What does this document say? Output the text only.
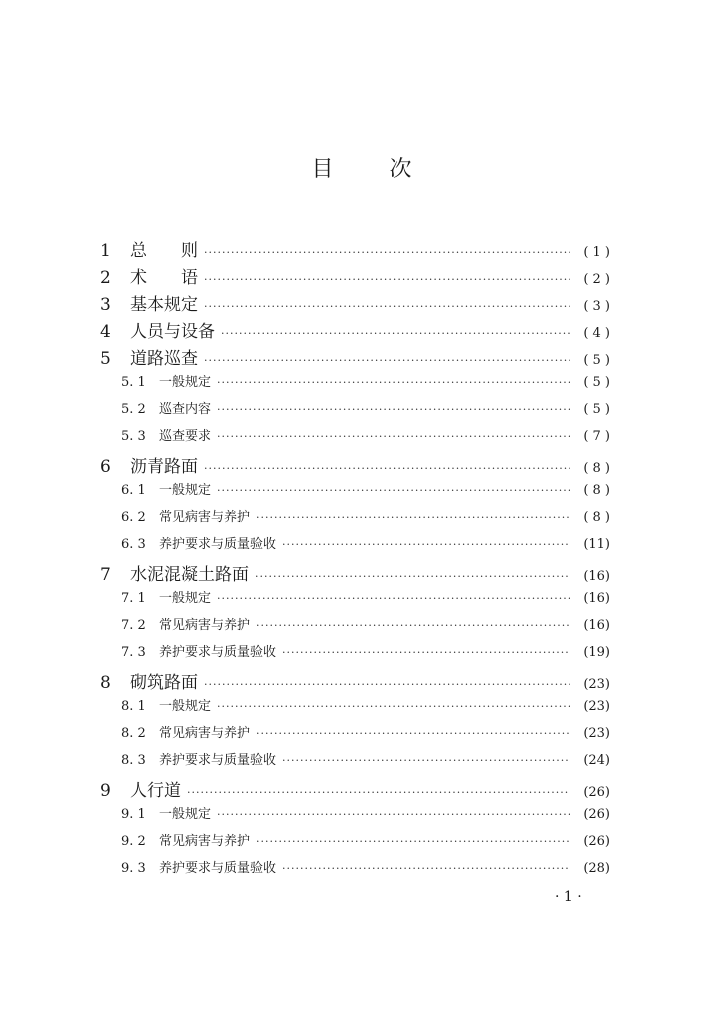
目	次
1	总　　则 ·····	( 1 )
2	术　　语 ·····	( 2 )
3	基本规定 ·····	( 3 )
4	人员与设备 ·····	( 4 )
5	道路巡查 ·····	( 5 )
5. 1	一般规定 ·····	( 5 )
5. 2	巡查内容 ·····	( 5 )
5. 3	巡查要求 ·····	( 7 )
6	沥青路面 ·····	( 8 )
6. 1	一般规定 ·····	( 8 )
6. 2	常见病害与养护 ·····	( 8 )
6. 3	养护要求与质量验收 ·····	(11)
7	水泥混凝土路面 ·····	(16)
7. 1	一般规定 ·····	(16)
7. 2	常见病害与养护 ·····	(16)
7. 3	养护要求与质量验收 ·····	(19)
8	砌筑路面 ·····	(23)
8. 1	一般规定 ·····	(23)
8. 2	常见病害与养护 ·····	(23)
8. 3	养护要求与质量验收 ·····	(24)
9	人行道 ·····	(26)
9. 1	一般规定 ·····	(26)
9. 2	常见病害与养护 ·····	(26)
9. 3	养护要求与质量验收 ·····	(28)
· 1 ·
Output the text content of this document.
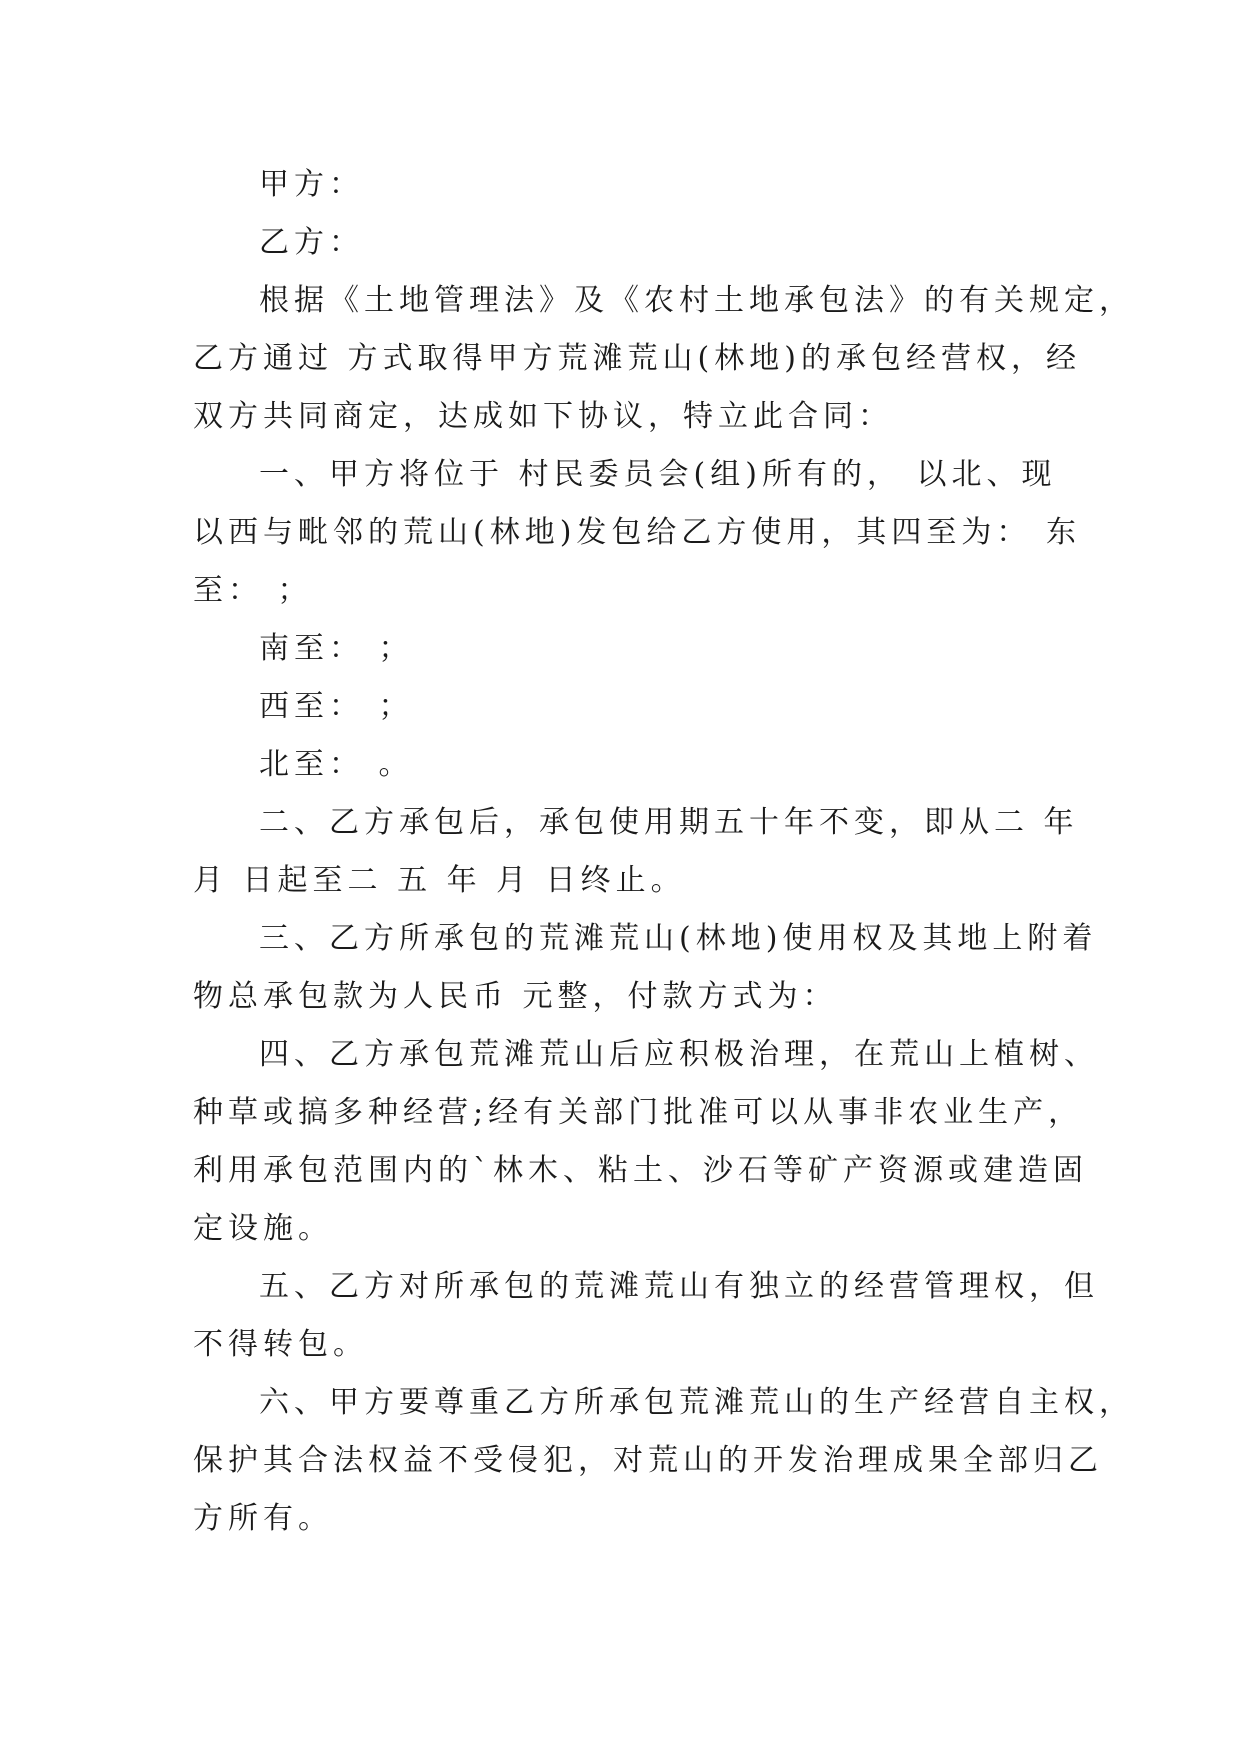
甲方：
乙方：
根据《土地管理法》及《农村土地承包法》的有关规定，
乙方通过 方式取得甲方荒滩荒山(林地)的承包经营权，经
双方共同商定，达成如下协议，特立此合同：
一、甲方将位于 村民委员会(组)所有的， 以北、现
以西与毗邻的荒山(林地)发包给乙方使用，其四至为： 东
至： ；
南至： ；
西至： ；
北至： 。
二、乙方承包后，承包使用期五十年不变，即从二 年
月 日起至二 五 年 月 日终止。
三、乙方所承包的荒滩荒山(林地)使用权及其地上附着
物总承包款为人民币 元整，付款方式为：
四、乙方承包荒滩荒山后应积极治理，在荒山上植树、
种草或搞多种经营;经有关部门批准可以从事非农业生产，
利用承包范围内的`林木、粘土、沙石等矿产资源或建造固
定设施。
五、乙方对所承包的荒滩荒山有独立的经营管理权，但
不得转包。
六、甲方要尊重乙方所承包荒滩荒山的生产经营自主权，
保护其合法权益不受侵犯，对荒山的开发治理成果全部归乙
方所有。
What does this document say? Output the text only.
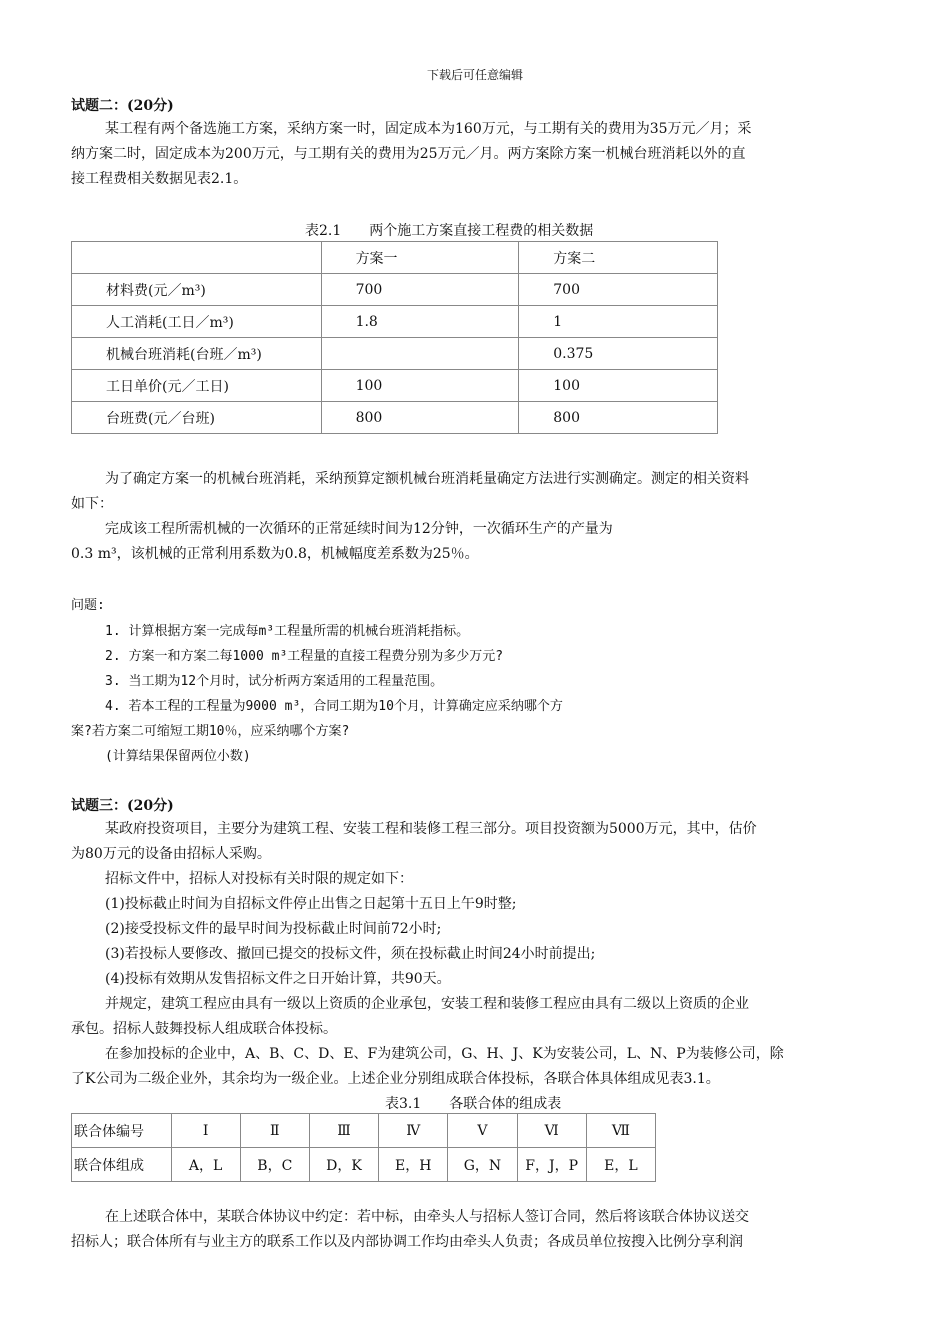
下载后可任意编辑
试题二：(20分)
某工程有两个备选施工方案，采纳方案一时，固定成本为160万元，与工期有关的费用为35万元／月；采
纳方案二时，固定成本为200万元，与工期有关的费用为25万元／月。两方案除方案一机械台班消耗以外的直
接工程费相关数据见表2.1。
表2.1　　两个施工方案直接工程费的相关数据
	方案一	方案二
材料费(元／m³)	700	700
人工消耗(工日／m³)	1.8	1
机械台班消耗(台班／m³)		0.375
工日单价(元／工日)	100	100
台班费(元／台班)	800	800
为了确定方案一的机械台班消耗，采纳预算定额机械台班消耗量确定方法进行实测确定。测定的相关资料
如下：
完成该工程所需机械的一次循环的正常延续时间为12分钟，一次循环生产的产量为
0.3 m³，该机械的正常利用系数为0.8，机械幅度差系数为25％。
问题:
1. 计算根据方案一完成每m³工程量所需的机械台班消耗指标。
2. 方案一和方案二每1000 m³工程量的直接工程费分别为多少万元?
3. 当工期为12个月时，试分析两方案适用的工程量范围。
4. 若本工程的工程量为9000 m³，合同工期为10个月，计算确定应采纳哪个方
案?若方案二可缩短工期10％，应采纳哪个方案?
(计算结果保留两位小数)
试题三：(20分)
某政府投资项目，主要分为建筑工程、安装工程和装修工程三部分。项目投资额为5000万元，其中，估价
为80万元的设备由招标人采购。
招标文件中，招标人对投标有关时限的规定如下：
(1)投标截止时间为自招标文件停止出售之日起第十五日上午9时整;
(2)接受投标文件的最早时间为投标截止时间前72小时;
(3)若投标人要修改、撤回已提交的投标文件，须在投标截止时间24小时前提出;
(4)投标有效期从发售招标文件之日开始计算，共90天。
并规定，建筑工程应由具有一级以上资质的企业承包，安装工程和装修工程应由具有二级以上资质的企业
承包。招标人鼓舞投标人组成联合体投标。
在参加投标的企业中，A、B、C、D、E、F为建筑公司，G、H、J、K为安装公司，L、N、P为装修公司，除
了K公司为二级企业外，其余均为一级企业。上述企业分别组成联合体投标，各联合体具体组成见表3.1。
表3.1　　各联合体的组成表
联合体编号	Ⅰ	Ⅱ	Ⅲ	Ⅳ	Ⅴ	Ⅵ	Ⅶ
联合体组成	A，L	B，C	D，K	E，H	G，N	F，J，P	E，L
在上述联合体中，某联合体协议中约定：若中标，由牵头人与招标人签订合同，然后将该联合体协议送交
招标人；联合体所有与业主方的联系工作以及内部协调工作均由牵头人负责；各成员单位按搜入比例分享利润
##########
Instructions for the task: Among the lines above, determine how many hold the word "一般规定"; report the figure alone.

Answer to this exercise: 5